- **DATA SHOWN**
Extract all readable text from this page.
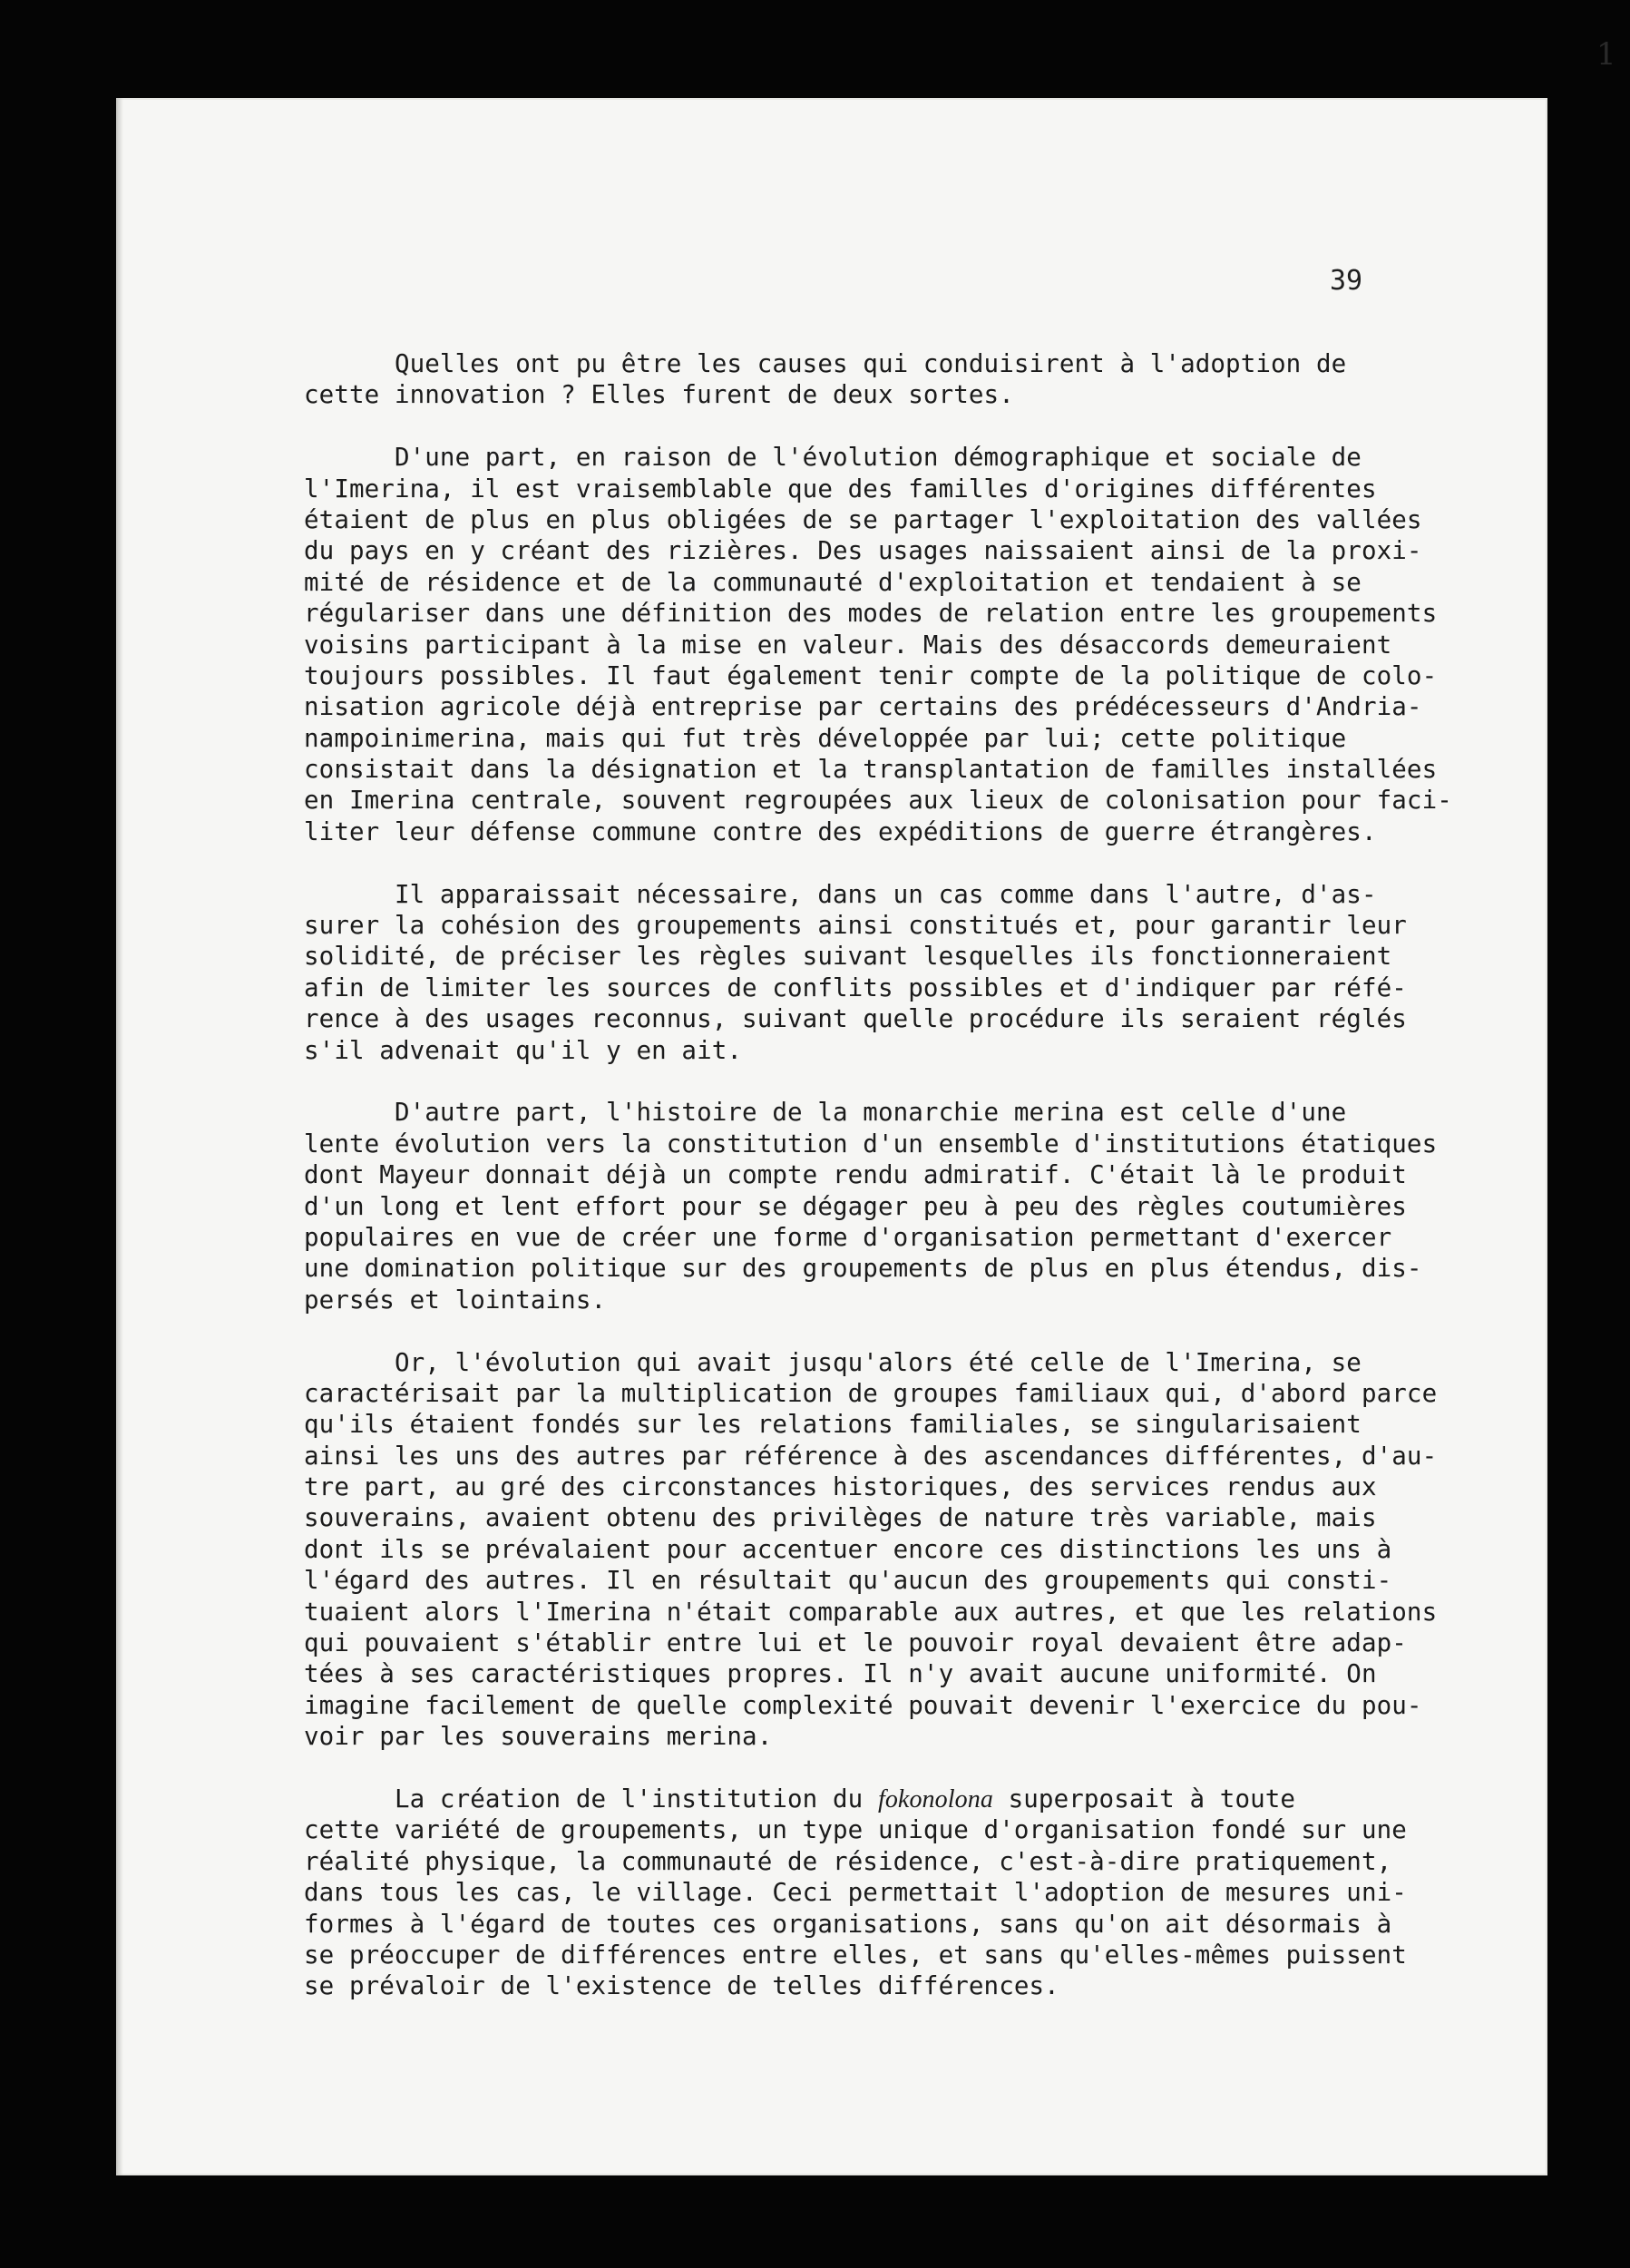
1
39
Quelles ont pu être les causes qui conduisirent à l'adoption de
cette innovation ? Elles furent de deux sortes.
D'une part, en raison de l'évolution démographique et sociale de
l'Imerina, il est vraisemblable que des familles d'origines différentes
étaient de plus en plus obligées de se partager l'exploitation des vallées
du pays en y créant des rizières. Des usages naissaient ainsi de la proxi-
mité de résidence et de la communauté d'exploitation et tendaient à se
régulariser dans une définition des modes de relation entre les groupements
voisins participant à la mise en valeur. Mais des désaccords demeuraient
toujours possibles. Il faut également tenir compte de la politique de colo-
nisation agricole déjà entreprise par certains des prédécesseurs d'Andria-
nampoinimerina, mais qui fut très développée par lui; cette politique
consistait dans la désignation et la transplantation de familles installées
en Imerina centrale, souvent regroupées aux lieux de colonisation pour faci-
liter leur défense commune contre des expéditions de guerre étrangères.
Il apparaissait nécessaire, dans un cas comme dans l'autre, d'as-
surer la cohésion des groupements ainsi constitués et, pour garantir leur
solidité, de préciser les règles suivant lesquelles ils fonctionneraient
afin de limiter les sources de conflits possibles et d'indiquer par réfé-
rence à des usages reconnus, suivant quelle procédure ils seraient réglés
s'il advenait qu'il y en ait.
D'autre part, l'histoire de la monarchie merina est celle d'une
lente évolution vers la constitution d'un ensemble d'institutions étatiques
dont Mayeur donnait déjà un compte rendu admiratif. C'était là le produit
d'un long et lent effort pour se dégager peu à peu des règles coutumières
populaires en vue de créer une forme d'organisation permettant d'exercer
une domination politique sur des groupements de plus en plus étendus, dis-
persés et lointains.
Or, l'évolution qui avait jusqu'alors été celle de l'Imerina, se
caractérisait par la multiplication de groupes familiaux qui, d'abord parce
qu'ils étaient fondés sur les relations familiales, se singularisaient
ainsi les uns des autres par référence à des ascendances différentes, d'au-
tre part, au gré des circonstances historiques, des services rendus aux
souverains, avaient obtenu des privilèges de nature très variable, mais
dont ils se prévalaient pour accentuer encore ces distinctions les uns à
l'égard des autres. Il en résultait qu'aucun des groupements qui consti-
tuaient alors l'Imerina n'était comparable aux autres, et que les relations
qui pouvaient s'établir entre lui et le pouvoir royal devaient être adap-
tées à ses caractéristiques propres. Il n'y avait aucune uniformité. On
imagine facilement de quelle complexité pouvait devenir l'exercice du pou-
voir par les souverains merina.
La création de l'institution du fokonolona superposait à toute
cette variété de groupements, un type unique d'organisation fondé sur une
réalité physique, la communauté de résidence, c'est-à-dire pratiquement,
dans tous les cas, le village. Ceci permettait l'adoption de mesures uni-
formes à l'égard de toutes ces organisations, sans qu'on ait désormais à
se préoccuper de différences entre elles, et sans qu'elles-mêmes puissent
se prévaloir de l'existence de telles différences.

- **WHAT NEEDS TO BE DONE**
Omit pictures; set down the rest of the material word for word.

- **FINISHED EXERCISE**
Extract all readable text from this page.
1
39
Quelles ont pu être les causes qui conduisirent à l'adoption de
cette innovation ? Elles furent de deux sortes.
D'une part, en raison de l'évolution démographique et sociale de
l'Imerina, il est vraisemblable que des familles d'origines différentes
étaient de plus en plus obligées de se partager l'exploitation des vallées
du pays en y créant des rizières. Des usages naissaient ainsi de la proxi-
mité de résidence et de la communauté d'exploitation et tendaient à se
régulariser dans une définition des modes de relation entre les groupements
voisins participant à la mise en valeur. Mais des désaccords demeuraient
toujours possibles. Il faut également tenir compte de la politique de colo-
nisation agricole déjà entreprise par certains des prédécesseurs d'Andria-
nampoinimerina, mais qui fut très développée par lui; cette politique
consistait dans la désignation et la transplantation de familles installées
en Imerina centrale, souvent regroupées aux lieux de colonisation pour faci-
liter leur défense commune contre des expéditions de guerre étrangères.
Il apparaissait nécessaire, dans un cas comme dans l'autre, d'as-
surer la cohésion des groupements ainsi constitués et, pour garantir leur
solidité, de préciser les règles suivant lesquelles ils fonctionneraient
afin de limiter les sources de conflits possibles et d'indiquer par réfé-
rence à des usages reconnus, suivant quelle procédure ils seraient réglés
s'il advenait qu'il y en ait.
D'autre part, l'histoire de la monarchie merina est celle d'une
lente évolution vers la constitution d'un ensemble d'institutions étatiques
dont Mayeur donnait déjà un compte rendu admiratif. C'était là le produit
d'un long et lent effort pour se dégager peu à peu des règles coutumières
populaires en vue de créer une forme d'organisation permettant d'exercer
une domination politique sur des groupements de plus en plus étendus, dis-
persés et lointains.
Or, l'évolution qui avait jusqu'alors été celle de l'Imerina, se
caractérisait par la multiplication de groupes familiaux qui, d'abord parce
qu'ils étaient fondés sur les relations familiales, se singularisaient
ainsi les uns des autres par référence à des ascendances différentes, d'au-
tre part, au gré des circonstances historiques, des services rendus aux
souverains, avaient obtenu des privilèges de nature très variable, mais
dont ils se prévalaient pour accentuer encore ces distinctions les uns à
l'égard des autres. Il en résultait qu'aucun des groupements qui consti-
tuaient alors l'Imerina n'était comparable aux autres, et que les relations
qui pouvaient s'établir entre lui et le pouvoir royal devaient être adap-
tées à ses caractéristiques propres. Il n'y avait aucune uniformité. On
imagine facilement de quelle complexité pouvait devenir l'exercice du pou-
voir par les souverains merina.
La création de l'institution du fokonolona superposait à toute
cette variété de groupements, un type unique d'organisation fondé sur une
réalité physique, la communauté de résidence, c'est-à-dire pratiquement,
dans tous les cas, le village. Ceci permettait l'adoption de mesures uni-
formes à l'égard de toutes ces organisations, sans qu'on ait désormais à
se préoccuper de différences entre elles, et sans qu'elles-mêmes puissent
se prévaloir de l'existence de telles différences.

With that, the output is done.